*Description of the task*
Determine how many lines in the data below contain "What" and write only that number.

*Dataset excerpts*
***

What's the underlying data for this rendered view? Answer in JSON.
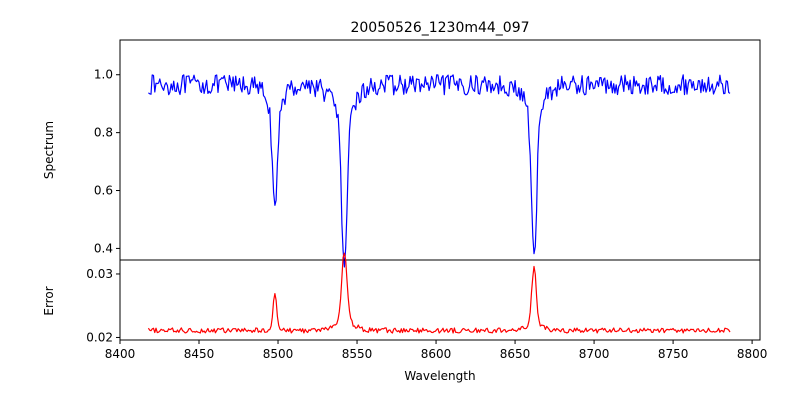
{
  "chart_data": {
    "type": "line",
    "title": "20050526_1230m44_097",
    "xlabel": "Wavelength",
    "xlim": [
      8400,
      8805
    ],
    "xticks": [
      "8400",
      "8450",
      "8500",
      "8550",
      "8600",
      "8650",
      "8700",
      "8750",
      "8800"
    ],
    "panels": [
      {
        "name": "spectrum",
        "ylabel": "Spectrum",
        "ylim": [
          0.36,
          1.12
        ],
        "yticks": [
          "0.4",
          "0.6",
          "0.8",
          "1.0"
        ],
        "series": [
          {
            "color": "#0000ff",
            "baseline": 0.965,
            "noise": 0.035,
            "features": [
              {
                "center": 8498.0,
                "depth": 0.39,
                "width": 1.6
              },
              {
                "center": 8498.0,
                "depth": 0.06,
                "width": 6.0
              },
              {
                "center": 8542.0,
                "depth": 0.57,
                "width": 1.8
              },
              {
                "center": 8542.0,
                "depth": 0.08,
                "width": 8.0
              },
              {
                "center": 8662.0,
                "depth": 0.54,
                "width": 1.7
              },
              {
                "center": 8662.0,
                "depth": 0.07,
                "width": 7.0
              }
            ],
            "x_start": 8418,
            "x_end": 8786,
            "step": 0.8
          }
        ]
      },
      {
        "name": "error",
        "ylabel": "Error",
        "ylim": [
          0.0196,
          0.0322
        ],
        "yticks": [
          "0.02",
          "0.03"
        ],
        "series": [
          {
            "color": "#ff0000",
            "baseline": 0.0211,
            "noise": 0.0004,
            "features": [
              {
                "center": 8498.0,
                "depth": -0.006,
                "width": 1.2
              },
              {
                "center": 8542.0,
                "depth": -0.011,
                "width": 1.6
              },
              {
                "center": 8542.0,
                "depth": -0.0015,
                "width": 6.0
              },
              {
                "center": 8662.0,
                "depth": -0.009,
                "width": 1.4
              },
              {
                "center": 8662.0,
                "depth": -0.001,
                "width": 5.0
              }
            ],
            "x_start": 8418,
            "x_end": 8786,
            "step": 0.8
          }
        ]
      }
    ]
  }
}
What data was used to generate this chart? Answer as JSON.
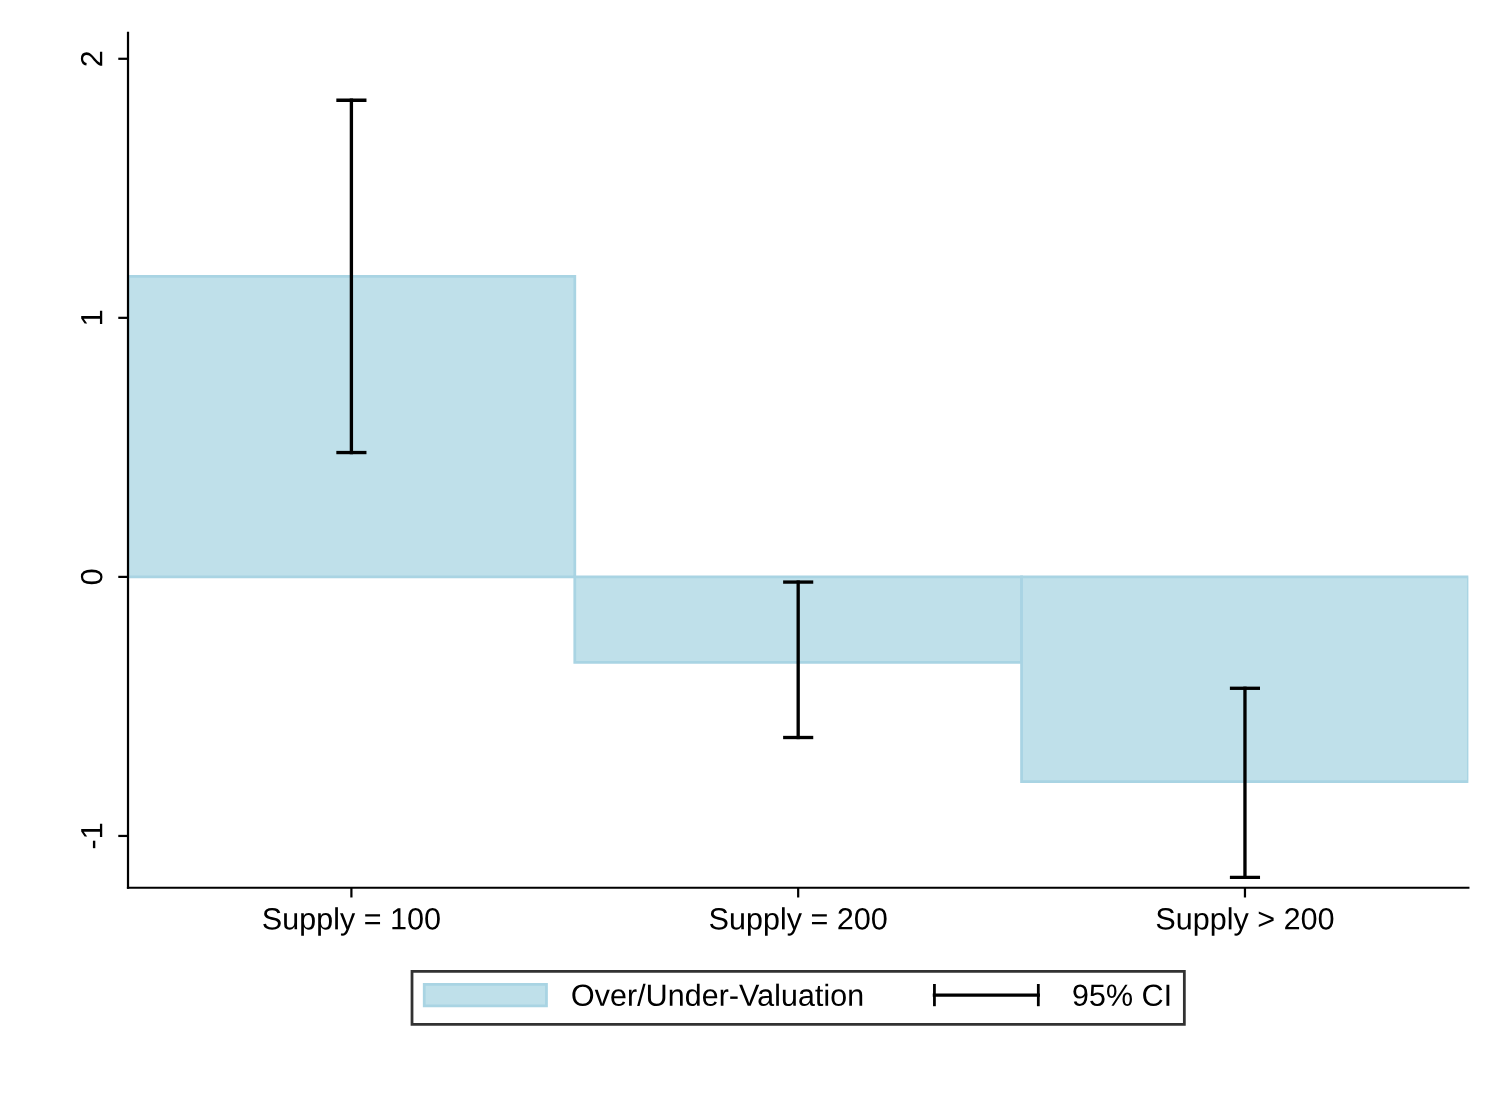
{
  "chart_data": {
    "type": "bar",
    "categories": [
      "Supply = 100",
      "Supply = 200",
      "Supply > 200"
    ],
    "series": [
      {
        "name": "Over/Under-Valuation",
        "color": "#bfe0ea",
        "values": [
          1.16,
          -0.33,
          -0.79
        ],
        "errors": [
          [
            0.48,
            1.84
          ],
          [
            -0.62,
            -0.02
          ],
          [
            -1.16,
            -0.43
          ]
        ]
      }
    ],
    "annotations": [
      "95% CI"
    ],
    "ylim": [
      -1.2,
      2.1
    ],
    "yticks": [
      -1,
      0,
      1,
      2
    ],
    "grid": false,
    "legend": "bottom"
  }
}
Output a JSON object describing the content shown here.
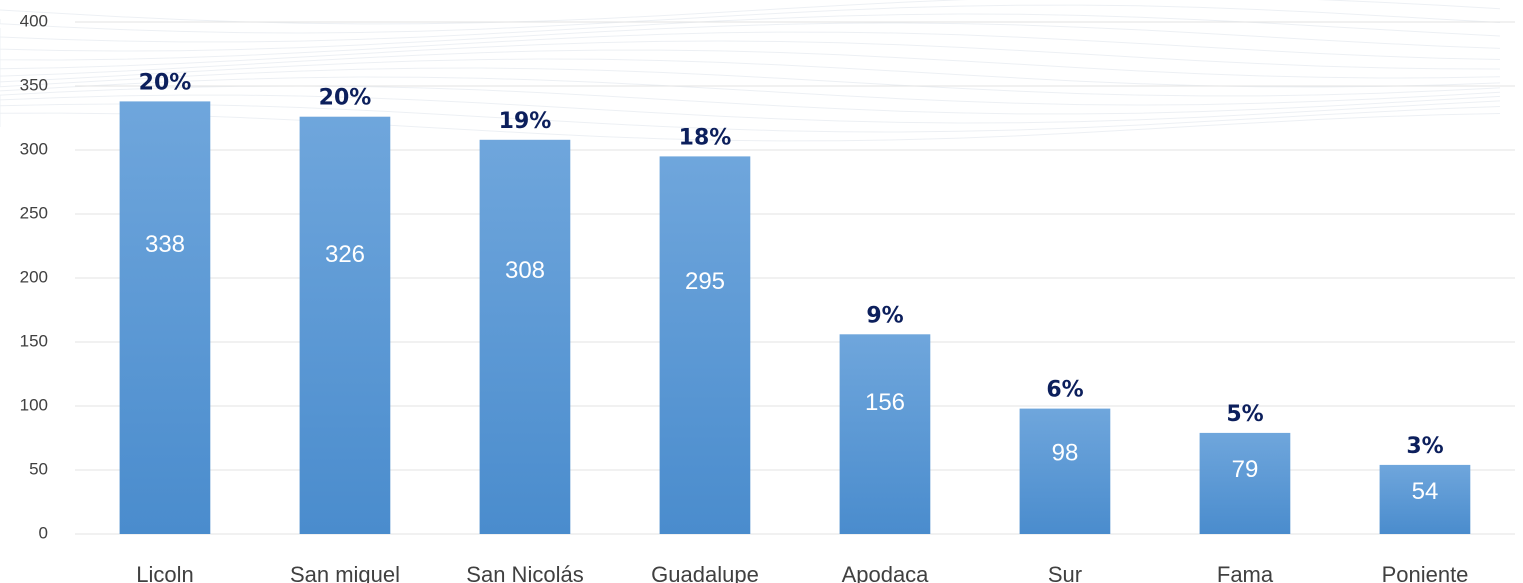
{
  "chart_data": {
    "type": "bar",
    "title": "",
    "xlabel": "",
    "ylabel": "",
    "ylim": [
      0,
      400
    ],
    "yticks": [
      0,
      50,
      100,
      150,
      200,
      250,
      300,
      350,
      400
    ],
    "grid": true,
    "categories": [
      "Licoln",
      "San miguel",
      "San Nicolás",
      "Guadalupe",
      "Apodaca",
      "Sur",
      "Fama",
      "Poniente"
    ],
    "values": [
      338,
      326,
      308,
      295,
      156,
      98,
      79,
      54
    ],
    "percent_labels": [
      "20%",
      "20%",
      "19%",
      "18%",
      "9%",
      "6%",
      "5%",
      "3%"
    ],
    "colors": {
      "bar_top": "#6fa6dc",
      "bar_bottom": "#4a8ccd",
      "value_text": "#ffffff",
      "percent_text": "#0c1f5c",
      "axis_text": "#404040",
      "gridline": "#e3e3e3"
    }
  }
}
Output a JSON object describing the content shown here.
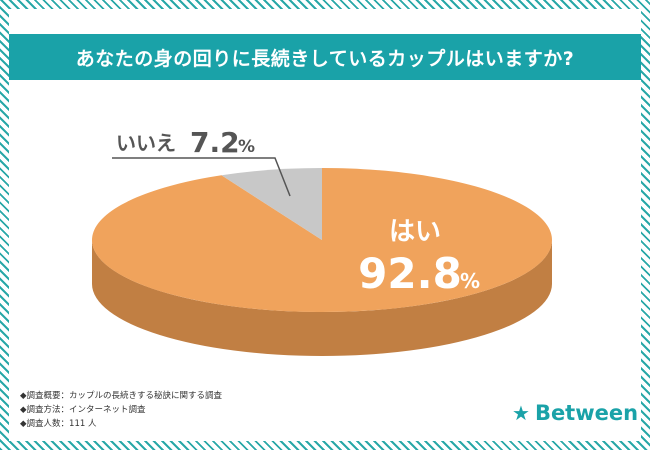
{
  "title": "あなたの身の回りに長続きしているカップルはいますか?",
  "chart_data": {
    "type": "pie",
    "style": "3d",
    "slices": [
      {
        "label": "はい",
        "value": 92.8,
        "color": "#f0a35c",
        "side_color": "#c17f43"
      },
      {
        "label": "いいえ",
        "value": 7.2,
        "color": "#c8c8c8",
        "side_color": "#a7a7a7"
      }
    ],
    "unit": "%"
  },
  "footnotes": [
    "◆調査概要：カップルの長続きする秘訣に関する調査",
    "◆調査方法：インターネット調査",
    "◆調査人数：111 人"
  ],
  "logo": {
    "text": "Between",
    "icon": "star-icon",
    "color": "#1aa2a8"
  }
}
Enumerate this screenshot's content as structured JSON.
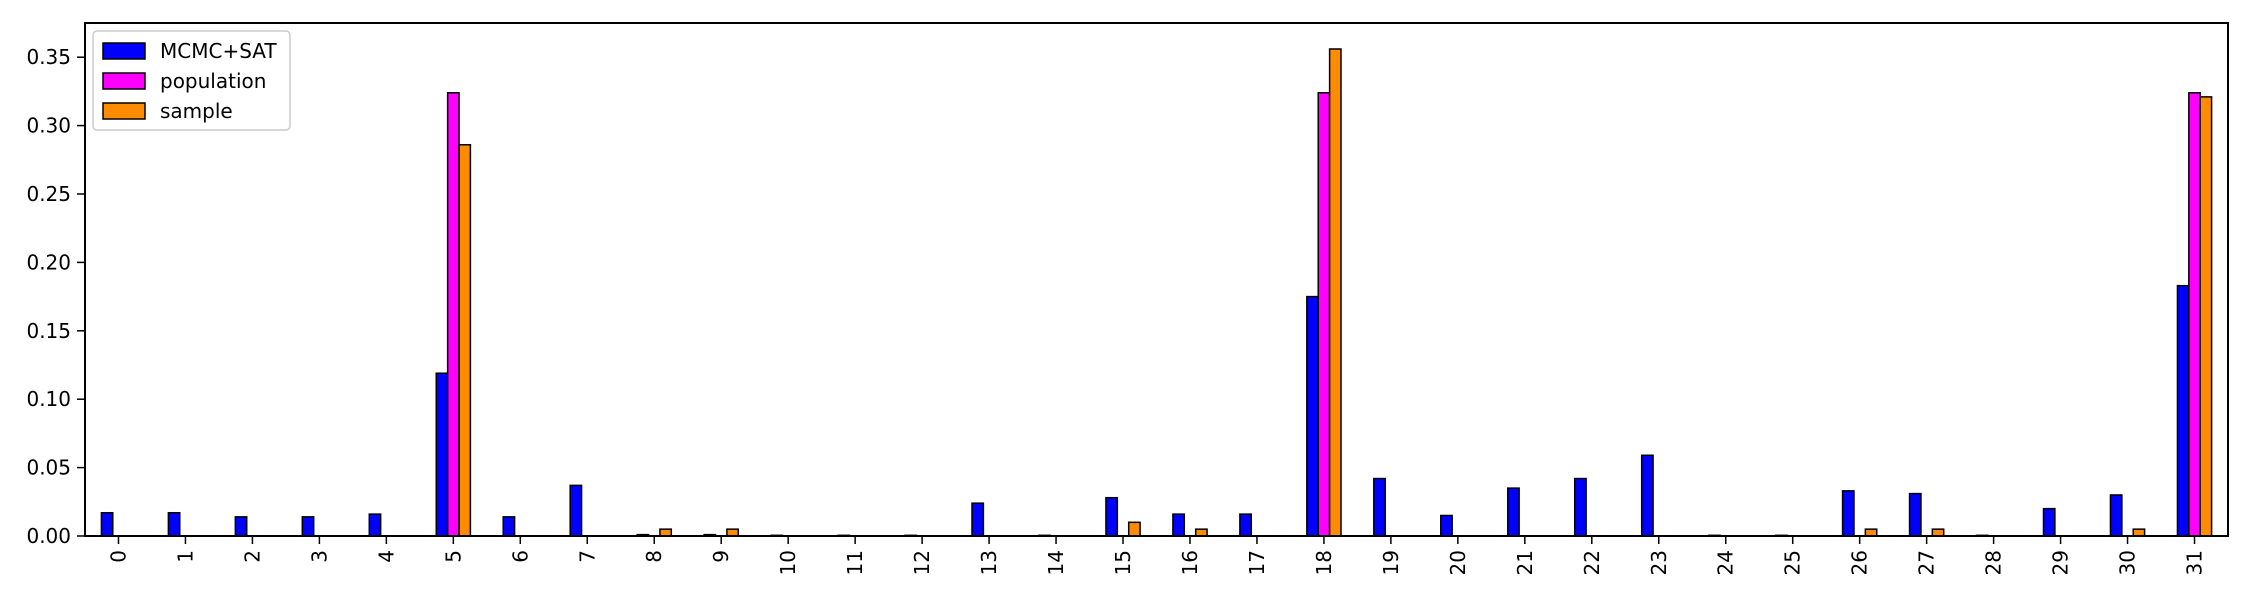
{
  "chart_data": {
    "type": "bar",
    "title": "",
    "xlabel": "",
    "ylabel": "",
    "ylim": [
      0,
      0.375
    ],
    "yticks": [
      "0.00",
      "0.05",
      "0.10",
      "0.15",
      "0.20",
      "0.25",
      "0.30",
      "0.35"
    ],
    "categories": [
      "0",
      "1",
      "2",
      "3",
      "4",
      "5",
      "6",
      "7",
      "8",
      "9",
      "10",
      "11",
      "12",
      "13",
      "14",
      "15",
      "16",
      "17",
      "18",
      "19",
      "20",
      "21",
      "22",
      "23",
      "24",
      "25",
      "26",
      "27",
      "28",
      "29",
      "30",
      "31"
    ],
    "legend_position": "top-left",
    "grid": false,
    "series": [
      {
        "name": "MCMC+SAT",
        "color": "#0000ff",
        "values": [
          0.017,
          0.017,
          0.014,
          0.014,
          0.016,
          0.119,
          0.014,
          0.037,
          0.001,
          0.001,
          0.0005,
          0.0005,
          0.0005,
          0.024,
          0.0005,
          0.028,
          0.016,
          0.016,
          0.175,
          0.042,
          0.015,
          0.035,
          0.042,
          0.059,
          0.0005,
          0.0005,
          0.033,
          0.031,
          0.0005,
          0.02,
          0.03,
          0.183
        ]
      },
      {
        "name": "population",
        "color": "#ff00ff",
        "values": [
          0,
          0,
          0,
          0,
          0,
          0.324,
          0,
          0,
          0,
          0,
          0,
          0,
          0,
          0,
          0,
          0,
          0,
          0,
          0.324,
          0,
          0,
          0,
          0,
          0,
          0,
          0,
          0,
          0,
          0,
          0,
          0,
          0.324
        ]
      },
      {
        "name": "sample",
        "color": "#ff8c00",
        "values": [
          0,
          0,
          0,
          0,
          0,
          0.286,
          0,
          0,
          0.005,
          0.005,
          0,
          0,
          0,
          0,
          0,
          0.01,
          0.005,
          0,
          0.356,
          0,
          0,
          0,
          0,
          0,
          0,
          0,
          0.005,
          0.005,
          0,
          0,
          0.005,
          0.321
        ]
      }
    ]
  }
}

***

*Answer for the task*
2